**TASK INPUTS:**
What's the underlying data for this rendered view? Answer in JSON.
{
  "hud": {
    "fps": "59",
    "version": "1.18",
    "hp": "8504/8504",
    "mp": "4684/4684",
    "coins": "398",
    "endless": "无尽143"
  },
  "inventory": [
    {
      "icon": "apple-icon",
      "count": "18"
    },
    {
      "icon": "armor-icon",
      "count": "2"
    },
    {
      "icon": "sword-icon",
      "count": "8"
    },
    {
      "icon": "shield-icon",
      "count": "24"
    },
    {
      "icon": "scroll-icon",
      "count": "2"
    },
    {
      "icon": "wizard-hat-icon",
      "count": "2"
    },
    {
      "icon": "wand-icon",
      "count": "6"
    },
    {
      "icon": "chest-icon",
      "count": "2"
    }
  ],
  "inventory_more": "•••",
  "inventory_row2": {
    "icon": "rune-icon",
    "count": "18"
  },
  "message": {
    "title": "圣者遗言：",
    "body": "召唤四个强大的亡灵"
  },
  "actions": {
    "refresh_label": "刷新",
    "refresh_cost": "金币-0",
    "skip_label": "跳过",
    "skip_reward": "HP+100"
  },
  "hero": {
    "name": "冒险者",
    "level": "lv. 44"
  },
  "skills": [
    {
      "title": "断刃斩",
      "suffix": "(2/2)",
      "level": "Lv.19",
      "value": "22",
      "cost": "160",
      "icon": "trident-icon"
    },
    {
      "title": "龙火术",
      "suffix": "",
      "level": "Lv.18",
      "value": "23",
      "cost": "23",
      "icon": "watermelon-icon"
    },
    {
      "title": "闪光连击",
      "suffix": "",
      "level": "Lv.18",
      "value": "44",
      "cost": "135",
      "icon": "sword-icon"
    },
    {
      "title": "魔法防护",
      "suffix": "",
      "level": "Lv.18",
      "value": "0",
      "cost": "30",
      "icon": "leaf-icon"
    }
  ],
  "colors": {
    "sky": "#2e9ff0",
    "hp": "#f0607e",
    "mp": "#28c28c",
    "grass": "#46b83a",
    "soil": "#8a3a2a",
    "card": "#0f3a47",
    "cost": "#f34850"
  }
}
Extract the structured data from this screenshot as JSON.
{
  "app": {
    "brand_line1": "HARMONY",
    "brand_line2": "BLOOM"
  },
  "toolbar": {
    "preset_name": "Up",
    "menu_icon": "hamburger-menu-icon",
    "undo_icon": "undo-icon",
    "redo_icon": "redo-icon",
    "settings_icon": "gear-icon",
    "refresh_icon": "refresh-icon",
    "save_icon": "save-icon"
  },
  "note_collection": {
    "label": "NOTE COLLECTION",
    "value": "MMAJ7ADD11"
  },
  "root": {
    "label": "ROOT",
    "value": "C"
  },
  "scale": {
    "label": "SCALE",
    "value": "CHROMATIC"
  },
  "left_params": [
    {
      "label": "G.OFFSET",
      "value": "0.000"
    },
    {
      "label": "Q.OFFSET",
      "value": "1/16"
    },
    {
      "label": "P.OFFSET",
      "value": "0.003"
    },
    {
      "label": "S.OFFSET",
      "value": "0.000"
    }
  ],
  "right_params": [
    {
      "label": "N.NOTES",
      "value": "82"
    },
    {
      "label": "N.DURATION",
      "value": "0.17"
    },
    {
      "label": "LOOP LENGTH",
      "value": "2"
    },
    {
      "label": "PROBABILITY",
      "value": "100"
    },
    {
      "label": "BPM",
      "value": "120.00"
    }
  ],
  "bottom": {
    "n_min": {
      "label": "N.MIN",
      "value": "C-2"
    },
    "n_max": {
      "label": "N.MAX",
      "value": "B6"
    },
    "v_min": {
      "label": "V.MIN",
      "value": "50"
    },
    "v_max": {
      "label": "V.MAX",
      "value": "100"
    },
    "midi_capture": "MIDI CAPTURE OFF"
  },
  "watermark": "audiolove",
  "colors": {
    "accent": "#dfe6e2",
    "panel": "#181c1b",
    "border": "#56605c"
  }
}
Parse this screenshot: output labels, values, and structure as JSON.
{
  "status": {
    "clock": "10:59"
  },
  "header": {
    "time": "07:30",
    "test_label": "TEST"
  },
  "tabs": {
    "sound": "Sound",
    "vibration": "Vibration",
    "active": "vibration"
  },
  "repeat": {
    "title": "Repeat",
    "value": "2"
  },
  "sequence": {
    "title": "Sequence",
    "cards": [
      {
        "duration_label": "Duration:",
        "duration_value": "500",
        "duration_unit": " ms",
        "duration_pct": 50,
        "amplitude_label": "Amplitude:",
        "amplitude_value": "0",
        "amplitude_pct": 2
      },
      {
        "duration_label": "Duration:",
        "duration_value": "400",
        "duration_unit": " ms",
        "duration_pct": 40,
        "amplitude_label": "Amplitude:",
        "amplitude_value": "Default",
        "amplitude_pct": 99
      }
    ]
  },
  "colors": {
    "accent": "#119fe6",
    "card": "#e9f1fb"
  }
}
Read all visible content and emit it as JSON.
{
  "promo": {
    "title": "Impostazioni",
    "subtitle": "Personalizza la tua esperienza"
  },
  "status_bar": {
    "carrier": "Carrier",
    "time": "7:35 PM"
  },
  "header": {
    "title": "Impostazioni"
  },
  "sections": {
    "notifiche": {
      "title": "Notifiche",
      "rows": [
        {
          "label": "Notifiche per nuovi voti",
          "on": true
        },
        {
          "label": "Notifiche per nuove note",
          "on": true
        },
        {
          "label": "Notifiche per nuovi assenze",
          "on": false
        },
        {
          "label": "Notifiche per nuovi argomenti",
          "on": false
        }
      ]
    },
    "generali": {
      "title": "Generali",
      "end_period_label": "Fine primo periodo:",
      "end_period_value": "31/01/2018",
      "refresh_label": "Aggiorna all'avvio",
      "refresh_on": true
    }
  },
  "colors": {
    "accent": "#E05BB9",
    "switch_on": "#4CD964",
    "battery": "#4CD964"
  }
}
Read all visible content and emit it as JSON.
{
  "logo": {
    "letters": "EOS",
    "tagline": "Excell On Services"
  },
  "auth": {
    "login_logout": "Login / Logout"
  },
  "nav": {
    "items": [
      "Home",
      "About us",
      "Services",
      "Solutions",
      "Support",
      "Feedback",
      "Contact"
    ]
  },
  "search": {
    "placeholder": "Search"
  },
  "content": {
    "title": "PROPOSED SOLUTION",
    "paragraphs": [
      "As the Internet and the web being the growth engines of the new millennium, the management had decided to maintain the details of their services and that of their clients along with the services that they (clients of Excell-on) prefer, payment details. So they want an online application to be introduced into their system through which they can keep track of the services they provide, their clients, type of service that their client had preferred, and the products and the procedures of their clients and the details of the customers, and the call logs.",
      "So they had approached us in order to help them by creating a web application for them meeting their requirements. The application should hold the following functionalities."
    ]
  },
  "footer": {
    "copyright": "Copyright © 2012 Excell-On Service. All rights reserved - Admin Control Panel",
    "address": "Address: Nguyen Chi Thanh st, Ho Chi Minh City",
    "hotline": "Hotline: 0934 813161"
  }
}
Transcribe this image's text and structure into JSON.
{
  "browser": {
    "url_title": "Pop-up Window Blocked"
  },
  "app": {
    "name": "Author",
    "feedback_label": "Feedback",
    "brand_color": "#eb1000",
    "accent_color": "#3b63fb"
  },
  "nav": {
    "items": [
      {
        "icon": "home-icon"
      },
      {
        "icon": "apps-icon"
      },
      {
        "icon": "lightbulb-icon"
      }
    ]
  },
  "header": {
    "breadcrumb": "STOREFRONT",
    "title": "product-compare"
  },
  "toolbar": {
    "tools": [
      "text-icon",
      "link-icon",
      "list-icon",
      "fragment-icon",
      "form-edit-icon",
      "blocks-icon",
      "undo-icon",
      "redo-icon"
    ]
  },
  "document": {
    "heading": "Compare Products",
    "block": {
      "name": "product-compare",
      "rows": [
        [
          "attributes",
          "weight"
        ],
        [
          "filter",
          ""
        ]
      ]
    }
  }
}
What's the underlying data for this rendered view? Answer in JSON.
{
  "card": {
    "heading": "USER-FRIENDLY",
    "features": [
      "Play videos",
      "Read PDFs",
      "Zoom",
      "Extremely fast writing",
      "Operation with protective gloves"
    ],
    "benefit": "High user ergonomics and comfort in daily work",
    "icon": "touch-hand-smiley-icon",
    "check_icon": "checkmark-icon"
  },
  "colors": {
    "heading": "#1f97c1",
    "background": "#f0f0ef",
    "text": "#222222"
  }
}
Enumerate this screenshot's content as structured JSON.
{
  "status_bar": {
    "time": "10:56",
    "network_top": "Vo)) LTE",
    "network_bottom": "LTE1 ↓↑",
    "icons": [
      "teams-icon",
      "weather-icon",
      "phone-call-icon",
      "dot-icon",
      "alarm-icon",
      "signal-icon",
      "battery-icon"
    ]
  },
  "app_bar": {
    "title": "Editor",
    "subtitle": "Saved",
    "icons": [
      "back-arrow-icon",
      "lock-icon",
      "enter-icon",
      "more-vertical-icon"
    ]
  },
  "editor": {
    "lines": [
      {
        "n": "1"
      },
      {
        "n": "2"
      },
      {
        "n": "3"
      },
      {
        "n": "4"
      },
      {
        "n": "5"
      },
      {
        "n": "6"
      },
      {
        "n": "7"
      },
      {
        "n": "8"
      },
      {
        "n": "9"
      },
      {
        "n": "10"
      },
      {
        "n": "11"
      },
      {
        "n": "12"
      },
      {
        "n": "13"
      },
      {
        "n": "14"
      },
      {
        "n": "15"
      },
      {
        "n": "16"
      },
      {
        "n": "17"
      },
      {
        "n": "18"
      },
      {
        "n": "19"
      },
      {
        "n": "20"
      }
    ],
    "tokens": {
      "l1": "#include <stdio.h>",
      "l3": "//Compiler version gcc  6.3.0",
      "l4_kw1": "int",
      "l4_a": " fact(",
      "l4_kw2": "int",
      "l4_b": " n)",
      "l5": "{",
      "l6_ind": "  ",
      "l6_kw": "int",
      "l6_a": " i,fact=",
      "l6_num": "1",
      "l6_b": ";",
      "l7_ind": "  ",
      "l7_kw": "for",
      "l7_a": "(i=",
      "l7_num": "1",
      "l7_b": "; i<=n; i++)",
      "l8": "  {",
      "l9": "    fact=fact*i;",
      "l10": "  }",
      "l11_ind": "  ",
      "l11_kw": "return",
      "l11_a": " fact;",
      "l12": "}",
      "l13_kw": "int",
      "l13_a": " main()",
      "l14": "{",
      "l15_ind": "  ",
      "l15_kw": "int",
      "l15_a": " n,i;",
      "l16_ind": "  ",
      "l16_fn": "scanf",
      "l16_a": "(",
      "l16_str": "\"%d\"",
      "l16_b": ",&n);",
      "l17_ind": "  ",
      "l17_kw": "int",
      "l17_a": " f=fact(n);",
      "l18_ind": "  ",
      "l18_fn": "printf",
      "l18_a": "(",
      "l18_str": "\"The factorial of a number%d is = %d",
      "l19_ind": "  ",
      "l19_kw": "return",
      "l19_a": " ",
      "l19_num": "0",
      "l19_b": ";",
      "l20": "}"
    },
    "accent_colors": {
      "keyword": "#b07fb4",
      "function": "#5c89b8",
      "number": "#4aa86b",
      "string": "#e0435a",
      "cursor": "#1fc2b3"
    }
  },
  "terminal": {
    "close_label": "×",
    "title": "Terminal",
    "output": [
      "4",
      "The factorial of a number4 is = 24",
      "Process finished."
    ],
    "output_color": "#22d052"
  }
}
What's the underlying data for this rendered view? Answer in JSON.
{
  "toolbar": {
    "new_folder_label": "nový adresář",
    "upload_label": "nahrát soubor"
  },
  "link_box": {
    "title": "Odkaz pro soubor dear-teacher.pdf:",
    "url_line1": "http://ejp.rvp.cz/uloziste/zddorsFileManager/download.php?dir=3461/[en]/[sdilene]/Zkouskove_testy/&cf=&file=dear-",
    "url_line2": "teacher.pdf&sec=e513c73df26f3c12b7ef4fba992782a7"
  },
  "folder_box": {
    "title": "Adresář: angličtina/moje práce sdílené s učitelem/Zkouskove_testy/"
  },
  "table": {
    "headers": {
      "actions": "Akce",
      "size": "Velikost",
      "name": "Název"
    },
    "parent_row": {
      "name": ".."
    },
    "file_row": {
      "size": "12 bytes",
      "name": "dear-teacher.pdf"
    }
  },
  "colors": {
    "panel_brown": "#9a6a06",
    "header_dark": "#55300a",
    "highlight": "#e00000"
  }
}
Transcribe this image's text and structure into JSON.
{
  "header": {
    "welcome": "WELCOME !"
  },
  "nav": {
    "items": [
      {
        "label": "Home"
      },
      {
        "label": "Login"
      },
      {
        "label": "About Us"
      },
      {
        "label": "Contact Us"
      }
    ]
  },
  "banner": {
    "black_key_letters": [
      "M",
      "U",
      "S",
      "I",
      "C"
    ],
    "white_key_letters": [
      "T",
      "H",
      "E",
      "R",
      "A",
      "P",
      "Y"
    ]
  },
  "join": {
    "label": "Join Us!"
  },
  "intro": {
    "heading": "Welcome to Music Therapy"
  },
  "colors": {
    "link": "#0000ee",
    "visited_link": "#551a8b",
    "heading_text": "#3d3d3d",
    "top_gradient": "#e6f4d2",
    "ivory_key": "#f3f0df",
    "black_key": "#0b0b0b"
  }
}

**WHAT IS BEING ASKED:** How many lines in the records hold the string "version"? Reply with the number alone.

**SOLUTION FOR THIS TASK:** 2